◆ **Task to carry out**
List each line of the rows below that contains the string "pressure". Case counts.

◆ **Exercise materials**
○ ○ ○ ○
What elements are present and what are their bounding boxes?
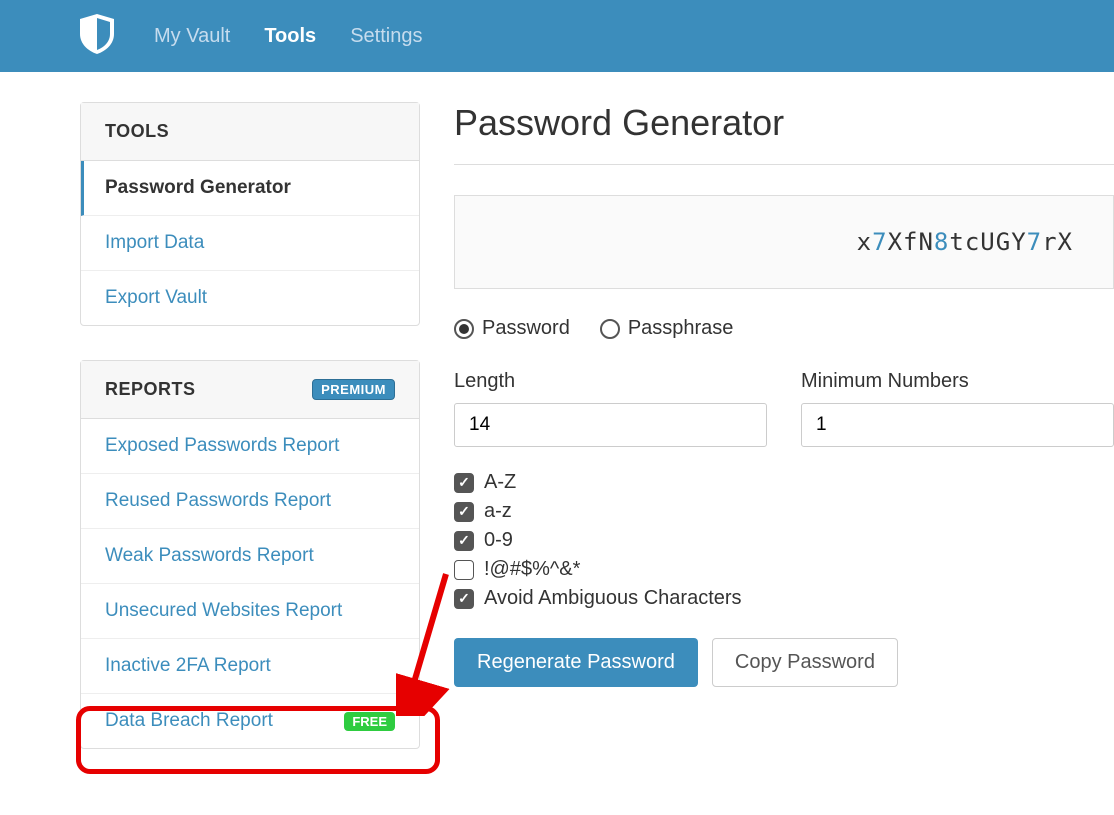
○ ○ ○ ○
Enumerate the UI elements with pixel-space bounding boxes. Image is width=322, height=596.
○ ○ ○ ○
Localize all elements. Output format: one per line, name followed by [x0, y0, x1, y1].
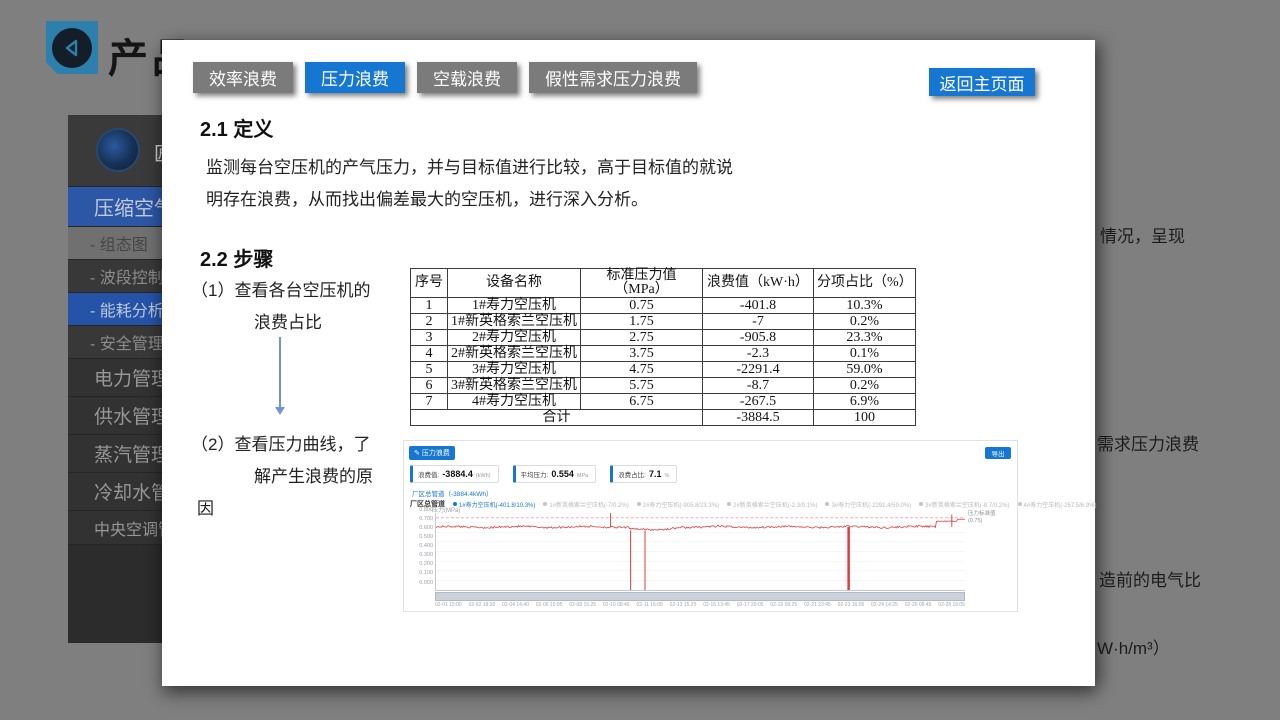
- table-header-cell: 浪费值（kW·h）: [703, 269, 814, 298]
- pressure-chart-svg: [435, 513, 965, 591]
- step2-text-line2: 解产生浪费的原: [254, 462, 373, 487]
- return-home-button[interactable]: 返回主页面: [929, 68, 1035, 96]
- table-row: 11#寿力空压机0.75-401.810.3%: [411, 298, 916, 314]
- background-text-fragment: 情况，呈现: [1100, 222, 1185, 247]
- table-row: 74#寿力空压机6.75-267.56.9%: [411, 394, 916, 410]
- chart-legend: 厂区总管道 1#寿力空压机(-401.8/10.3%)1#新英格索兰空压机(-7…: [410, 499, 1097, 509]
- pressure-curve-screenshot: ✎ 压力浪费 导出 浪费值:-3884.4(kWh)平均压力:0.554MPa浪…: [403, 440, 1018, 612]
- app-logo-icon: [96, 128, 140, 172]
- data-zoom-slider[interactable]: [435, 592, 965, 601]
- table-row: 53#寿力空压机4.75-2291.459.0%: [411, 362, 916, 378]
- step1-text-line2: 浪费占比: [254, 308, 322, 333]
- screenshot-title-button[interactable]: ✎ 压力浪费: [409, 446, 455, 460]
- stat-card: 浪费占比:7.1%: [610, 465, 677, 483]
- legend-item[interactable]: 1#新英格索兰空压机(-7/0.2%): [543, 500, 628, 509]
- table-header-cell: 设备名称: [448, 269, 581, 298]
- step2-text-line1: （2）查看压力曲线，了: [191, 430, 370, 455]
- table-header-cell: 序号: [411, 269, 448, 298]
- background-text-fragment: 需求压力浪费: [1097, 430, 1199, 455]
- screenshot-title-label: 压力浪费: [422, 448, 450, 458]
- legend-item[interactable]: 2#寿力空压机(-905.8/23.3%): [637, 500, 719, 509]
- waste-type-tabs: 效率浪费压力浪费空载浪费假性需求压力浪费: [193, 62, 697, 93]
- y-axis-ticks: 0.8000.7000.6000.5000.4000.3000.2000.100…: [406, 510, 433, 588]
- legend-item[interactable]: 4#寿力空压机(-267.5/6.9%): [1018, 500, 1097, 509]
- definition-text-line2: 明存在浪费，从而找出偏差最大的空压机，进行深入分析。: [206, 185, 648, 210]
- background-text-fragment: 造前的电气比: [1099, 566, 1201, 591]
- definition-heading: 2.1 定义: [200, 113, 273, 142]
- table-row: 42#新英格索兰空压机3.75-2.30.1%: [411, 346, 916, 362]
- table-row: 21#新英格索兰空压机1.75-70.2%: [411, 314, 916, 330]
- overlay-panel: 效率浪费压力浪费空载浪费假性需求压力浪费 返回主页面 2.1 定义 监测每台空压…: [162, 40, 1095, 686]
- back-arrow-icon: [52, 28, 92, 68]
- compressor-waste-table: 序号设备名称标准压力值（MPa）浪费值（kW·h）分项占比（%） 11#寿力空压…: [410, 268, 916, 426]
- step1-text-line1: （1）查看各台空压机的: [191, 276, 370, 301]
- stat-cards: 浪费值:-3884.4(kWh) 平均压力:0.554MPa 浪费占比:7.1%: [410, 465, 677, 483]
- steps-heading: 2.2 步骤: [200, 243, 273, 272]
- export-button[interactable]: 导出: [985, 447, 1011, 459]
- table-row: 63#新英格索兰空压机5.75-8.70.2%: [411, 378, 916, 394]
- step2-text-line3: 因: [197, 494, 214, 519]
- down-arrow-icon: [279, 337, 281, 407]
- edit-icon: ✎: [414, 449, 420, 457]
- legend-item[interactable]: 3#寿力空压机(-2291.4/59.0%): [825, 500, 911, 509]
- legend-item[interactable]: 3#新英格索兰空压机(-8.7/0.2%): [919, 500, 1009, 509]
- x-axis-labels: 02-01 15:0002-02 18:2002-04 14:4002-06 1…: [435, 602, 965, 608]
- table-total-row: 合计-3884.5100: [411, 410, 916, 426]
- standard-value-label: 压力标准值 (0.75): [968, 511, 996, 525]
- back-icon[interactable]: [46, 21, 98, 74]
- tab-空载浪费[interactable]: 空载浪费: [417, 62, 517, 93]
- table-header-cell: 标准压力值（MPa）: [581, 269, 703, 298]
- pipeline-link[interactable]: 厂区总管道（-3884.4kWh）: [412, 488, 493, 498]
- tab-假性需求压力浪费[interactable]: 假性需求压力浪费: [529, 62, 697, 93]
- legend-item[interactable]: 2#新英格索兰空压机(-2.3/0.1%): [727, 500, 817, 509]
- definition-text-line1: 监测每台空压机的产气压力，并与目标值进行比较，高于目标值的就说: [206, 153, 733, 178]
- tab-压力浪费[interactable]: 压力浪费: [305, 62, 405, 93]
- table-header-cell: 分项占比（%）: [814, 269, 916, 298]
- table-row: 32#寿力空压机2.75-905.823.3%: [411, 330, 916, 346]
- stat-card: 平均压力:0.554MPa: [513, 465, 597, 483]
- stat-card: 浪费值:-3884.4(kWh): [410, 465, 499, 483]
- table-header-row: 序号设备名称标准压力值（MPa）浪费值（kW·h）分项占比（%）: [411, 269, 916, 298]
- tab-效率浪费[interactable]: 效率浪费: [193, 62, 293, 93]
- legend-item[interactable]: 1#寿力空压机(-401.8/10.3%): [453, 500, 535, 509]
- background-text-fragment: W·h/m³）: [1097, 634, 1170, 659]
○ ○ ○ ○
◆ **Problem solution**
- pressure-chart-svg: [435, 513, 965, 591]
- pressure-curve-screenshot: ✎ 压力浪费 导出 浪费值:-3884.4(kWh)平均压力:0.554MPa浪…: [403, 440, 1018, 612]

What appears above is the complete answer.